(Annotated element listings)
** START **

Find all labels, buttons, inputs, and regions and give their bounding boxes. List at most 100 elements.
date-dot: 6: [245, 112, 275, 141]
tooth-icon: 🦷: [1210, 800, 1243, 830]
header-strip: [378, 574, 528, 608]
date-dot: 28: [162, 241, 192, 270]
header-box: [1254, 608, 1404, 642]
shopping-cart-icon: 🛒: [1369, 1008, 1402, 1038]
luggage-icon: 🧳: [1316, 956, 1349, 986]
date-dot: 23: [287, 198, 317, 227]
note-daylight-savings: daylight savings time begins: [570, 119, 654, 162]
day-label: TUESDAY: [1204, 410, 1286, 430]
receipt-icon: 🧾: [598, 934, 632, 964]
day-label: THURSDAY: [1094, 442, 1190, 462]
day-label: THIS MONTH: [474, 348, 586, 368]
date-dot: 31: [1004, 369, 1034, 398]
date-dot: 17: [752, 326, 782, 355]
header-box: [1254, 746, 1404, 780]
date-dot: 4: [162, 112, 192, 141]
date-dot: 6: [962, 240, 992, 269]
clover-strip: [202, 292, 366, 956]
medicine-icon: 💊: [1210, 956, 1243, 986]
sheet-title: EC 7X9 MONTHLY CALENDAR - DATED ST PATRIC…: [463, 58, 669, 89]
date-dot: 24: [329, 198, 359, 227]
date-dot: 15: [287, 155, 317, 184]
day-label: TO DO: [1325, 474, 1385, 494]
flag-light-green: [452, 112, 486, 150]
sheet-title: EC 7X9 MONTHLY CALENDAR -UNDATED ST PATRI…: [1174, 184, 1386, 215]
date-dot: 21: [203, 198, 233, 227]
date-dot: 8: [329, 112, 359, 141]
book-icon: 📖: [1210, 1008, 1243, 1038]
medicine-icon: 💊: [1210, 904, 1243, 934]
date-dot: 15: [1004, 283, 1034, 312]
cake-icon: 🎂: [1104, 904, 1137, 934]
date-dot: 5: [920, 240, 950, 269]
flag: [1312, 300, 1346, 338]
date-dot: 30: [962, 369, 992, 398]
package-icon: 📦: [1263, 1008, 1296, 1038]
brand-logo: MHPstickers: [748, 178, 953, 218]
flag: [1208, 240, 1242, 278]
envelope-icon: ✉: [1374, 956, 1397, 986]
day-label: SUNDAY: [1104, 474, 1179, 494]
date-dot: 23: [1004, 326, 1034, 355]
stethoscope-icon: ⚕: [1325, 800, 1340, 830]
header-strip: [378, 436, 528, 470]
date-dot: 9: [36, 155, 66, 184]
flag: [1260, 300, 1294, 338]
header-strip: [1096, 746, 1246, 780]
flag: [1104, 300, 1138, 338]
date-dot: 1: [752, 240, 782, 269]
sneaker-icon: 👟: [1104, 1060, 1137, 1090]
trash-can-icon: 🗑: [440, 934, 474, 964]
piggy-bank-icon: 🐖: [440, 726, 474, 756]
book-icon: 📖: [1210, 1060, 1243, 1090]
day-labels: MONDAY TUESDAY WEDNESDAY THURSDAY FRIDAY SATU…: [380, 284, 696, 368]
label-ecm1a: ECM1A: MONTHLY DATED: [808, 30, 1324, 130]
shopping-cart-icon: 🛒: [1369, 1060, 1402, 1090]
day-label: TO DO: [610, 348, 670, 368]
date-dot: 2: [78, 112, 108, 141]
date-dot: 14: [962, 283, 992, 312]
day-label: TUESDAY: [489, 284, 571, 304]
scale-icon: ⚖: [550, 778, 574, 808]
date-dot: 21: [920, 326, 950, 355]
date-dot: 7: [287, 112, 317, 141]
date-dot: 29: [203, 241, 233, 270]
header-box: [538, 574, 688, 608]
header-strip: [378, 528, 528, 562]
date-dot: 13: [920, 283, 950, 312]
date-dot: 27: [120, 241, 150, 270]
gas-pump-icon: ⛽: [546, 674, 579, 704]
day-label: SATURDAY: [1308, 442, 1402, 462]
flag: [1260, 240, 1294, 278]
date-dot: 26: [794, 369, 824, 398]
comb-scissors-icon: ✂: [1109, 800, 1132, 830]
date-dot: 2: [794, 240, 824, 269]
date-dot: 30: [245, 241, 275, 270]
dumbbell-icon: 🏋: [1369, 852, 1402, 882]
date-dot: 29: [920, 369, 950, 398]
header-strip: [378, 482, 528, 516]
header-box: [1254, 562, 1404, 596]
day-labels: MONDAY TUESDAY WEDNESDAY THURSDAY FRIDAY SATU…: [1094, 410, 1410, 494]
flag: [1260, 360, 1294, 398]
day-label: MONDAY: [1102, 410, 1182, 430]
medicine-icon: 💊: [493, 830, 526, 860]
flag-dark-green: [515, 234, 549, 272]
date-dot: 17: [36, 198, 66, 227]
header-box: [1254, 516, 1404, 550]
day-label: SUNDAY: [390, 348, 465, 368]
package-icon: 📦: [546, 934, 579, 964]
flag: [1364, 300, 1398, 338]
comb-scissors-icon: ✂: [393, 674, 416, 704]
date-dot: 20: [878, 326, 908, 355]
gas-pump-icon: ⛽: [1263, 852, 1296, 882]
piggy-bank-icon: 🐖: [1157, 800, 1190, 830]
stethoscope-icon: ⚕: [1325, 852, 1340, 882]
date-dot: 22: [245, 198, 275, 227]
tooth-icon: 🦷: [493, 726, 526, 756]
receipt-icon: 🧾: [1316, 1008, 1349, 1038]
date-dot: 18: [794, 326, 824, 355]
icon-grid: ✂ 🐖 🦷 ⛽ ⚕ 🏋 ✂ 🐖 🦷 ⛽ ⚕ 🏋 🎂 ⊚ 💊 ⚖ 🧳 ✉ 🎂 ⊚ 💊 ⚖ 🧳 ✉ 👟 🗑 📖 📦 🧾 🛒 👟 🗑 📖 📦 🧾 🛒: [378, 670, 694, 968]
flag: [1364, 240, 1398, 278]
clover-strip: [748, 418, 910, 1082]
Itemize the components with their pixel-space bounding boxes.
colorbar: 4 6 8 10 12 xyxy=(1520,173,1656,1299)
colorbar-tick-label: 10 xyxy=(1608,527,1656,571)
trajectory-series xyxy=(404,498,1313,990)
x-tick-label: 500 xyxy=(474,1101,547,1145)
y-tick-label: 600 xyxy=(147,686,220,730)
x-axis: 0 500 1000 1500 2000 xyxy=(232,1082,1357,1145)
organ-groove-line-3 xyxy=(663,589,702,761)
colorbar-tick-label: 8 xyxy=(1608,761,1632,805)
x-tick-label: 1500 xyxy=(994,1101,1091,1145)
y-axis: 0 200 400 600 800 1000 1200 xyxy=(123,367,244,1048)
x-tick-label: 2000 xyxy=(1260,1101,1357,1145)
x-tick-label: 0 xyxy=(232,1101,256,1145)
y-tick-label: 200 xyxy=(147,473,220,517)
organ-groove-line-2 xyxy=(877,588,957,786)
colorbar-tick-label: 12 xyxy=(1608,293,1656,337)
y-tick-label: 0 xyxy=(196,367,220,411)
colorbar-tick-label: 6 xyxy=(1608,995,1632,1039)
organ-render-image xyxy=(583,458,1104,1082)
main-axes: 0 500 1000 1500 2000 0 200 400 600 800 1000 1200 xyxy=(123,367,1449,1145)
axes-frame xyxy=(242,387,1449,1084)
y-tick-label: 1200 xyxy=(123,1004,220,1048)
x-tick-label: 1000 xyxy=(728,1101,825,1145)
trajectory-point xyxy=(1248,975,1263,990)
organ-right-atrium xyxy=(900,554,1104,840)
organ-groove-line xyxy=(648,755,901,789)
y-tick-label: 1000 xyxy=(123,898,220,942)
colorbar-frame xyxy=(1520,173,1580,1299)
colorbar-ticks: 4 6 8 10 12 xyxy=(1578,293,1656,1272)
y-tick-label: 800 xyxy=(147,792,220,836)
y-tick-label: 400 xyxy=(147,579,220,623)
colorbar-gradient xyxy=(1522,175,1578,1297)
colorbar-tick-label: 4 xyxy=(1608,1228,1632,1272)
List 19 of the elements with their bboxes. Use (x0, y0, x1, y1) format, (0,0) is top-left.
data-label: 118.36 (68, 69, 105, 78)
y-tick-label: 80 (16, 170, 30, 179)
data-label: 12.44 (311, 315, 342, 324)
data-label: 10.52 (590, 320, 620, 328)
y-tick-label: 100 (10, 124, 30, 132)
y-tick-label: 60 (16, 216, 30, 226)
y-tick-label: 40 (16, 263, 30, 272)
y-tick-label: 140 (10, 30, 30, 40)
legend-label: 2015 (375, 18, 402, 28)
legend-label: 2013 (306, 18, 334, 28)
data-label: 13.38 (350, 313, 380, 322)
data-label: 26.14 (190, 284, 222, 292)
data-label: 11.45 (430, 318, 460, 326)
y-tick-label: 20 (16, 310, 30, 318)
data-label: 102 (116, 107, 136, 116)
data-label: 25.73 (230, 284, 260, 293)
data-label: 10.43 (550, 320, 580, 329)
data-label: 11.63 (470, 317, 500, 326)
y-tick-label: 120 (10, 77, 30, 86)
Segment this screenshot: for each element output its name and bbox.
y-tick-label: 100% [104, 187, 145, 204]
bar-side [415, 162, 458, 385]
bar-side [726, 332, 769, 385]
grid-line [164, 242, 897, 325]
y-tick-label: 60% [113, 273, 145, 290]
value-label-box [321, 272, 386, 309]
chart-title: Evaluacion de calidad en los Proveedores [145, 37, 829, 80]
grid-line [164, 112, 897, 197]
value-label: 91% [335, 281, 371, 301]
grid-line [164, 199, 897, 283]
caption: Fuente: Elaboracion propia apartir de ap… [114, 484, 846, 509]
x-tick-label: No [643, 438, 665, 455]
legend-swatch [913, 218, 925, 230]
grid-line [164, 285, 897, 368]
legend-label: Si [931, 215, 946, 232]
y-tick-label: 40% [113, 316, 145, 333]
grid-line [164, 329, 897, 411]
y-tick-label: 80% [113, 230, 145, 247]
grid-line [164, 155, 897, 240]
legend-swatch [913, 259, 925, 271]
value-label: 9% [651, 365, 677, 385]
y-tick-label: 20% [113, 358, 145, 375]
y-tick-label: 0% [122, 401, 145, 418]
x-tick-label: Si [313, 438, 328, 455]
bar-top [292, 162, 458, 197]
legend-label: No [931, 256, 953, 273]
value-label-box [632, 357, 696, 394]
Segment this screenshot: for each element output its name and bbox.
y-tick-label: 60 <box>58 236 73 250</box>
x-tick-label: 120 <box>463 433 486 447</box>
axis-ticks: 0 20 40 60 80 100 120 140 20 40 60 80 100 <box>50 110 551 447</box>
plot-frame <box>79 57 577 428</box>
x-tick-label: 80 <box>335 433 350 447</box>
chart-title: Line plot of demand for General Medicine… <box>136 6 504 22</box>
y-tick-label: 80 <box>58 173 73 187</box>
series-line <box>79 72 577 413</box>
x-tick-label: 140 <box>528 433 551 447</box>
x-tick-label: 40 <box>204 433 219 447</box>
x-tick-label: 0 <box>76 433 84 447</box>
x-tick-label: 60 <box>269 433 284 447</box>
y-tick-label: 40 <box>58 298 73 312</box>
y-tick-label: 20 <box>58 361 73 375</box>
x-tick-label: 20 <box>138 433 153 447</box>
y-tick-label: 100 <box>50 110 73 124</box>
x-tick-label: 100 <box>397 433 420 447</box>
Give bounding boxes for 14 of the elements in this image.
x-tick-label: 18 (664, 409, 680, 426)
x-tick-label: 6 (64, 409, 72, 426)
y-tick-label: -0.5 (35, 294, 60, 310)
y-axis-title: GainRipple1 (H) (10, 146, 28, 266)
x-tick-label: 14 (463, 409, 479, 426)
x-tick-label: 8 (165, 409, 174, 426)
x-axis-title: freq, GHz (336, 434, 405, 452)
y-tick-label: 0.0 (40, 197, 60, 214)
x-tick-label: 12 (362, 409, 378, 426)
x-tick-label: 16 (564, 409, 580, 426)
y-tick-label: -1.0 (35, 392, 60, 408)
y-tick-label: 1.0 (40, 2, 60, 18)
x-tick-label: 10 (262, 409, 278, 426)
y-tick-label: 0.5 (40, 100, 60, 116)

** END **

Exercise aim
Copy out the stretch of the records from their start through the line containing "header-box: [1254, 608, 1404, 642]", and give only those lines.

Result of this exercise
Find all labels, buttons, inputs, and regions and give their bounding boxes. List at most 100 elements.
date-dot: 6: [245, 112, 275, 141]
tooth-icon: 🦷: [1210, 800, 1243, 830]
header-strip: [378, 574, 528, 608]
date-dot: 28: [162, 241, 192, 270]
header-box: [1254, 608, 1404, 642]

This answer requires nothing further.